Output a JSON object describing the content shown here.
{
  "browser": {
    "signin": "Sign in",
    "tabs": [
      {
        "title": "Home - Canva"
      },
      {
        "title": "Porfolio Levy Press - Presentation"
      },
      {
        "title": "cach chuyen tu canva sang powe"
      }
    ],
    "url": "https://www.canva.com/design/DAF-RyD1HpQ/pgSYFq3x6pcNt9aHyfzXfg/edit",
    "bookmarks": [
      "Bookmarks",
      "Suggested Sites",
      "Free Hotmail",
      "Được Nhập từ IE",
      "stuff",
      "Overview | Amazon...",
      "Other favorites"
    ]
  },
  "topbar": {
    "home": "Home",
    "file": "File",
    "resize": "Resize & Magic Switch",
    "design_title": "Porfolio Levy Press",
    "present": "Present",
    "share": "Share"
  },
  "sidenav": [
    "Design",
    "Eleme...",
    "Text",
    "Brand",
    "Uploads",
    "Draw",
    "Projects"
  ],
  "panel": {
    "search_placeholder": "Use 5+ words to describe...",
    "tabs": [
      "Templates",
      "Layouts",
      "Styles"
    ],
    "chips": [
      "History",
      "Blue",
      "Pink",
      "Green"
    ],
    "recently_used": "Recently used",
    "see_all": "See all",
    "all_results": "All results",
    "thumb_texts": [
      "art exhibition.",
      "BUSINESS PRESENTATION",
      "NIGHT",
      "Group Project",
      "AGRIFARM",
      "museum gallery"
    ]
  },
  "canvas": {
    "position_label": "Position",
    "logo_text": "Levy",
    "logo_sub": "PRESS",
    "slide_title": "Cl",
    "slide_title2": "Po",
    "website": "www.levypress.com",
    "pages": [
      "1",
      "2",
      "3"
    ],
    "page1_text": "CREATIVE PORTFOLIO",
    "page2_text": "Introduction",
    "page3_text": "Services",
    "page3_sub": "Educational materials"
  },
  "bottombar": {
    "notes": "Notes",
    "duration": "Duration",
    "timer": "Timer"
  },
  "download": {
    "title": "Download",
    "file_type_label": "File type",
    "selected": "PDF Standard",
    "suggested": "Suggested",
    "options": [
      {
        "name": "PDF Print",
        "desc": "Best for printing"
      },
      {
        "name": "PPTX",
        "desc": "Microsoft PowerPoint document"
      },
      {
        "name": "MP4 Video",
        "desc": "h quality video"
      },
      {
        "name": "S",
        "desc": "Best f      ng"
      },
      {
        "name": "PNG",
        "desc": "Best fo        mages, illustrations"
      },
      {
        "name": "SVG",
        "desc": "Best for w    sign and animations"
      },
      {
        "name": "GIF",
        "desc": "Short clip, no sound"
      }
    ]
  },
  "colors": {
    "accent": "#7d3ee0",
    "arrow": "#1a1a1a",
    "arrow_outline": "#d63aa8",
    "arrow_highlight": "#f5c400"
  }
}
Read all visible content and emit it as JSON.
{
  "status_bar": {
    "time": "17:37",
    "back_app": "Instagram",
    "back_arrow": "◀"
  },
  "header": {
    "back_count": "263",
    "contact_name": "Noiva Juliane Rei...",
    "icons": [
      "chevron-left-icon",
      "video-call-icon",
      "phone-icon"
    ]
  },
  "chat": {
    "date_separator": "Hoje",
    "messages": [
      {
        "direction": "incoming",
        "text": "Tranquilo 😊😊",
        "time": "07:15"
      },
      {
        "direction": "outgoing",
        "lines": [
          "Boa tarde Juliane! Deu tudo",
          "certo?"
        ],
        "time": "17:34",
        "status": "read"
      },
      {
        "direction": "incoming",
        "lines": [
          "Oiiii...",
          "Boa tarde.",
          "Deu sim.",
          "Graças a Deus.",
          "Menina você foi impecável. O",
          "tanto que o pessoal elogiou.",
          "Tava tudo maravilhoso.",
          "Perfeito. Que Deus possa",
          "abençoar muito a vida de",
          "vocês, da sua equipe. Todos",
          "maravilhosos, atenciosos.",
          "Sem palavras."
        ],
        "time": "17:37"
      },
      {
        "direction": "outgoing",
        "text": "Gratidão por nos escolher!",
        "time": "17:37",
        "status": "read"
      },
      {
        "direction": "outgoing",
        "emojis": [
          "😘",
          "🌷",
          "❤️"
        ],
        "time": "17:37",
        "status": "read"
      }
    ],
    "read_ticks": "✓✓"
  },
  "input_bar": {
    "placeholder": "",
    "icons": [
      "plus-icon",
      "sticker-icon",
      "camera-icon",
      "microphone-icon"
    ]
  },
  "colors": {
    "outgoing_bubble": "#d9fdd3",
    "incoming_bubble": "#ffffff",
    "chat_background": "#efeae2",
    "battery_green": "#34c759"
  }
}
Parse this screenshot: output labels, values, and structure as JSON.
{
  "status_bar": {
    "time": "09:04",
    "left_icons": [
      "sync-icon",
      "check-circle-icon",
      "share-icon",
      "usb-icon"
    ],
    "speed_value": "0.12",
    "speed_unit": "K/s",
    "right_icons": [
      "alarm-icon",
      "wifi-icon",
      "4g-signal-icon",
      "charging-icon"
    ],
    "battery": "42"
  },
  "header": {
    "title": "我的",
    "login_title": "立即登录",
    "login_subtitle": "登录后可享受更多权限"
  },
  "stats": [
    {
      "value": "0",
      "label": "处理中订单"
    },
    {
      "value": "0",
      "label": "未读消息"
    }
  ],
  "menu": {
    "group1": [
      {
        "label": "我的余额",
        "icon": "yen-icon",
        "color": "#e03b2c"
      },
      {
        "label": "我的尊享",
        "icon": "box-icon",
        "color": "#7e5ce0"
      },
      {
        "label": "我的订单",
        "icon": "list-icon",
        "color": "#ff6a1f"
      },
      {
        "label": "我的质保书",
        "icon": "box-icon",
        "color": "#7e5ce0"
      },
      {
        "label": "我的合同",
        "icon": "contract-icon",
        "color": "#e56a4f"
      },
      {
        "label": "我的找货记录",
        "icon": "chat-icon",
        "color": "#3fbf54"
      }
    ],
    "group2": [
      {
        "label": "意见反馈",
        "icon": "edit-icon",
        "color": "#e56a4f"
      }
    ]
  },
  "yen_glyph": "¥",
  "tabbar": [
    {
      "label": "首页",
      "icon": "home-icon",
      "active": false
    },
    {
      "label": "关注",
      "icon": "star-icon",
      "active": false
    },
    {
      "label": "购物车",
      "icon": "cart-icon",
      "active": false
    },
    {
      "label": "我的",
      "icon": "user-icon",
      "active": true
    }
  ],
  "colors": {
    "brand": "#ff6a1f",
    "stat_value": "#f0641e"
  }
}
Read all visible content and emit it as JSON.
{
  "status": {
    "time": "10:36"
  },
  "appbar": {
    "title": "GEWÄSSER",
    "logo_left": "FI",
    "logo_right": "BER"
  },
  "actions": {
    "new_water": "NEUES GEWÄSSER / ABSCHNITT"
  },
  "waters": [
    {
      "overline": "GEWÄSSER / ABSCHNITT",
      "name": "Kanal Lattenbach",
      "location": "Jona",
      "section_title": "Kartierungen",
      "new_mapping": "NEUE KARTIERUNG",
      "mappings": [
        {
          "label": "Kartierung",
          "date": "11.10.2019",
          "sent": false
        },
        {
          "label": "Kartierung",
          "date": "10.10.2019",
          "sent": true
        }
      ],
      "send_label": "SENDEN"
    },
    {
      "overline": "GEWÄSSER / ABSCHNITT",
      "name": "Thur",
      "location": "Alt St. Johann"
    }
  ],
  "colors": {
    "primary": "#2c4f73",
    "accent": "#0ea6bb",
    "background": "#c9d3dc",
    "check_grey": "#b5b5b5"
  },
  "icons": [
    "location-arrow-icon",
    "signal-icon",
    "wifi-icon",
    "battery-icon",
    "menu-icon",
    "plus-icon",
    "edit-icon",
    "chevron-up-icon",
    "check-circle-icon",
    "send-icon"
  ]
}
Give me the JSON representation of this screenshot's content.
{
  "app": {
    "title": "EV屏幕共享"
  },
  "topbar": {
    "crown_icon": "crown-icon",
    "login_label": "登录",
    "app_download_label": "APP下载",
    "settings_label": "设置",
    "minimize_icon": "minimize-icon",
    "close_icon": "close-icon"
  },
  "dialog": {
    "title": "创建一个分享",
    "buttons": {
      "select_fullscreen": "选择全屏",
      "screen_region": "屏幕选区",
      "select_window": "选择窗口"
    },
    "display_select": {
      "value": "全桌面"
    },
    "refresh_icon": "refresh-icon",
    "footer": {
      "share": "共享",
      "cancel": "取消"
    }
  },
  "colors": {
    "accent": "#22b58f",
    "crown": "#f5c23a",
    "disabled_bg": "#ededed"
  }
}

——

SHORT PROBLEM:
Only the lines from the one that contains "Give me the" through the last line should be repeated, each exactly as it stands, with both ends included.

TASK RESULT:
Give me the JSON representation of this screenshot's content.
{
  "app": {
    "title": "EV屏幕共享"
  },
  "topbar": {
    "crown_icon": "crown-icon",
    "login_label": "登录",
    "app_download_label": "APP下载",
    "settings_label": "设置",
    "minimize_icon": "minimize-icon",
    "close_icon": "close-icon"
  },
  "dialog": {
    "title": "创建一个分享",
    "buttons": {
      "select_fullscreen": "选择全屏",
      "screen_region": "屏幕选区",
      "select_window": "选择窗口"
    },
    "display_select": {
      "value": "全桌面"
    },
    "refresh_icon": "refresh-icon",
    "footer": {
      "share": "共享",
      "cancel": "取消"
    }
  },
  "colors": {
    "accent": "#22b58f",
    "crown": "#f5c23a",
    "disabled_bg": "#ededed"
  }
}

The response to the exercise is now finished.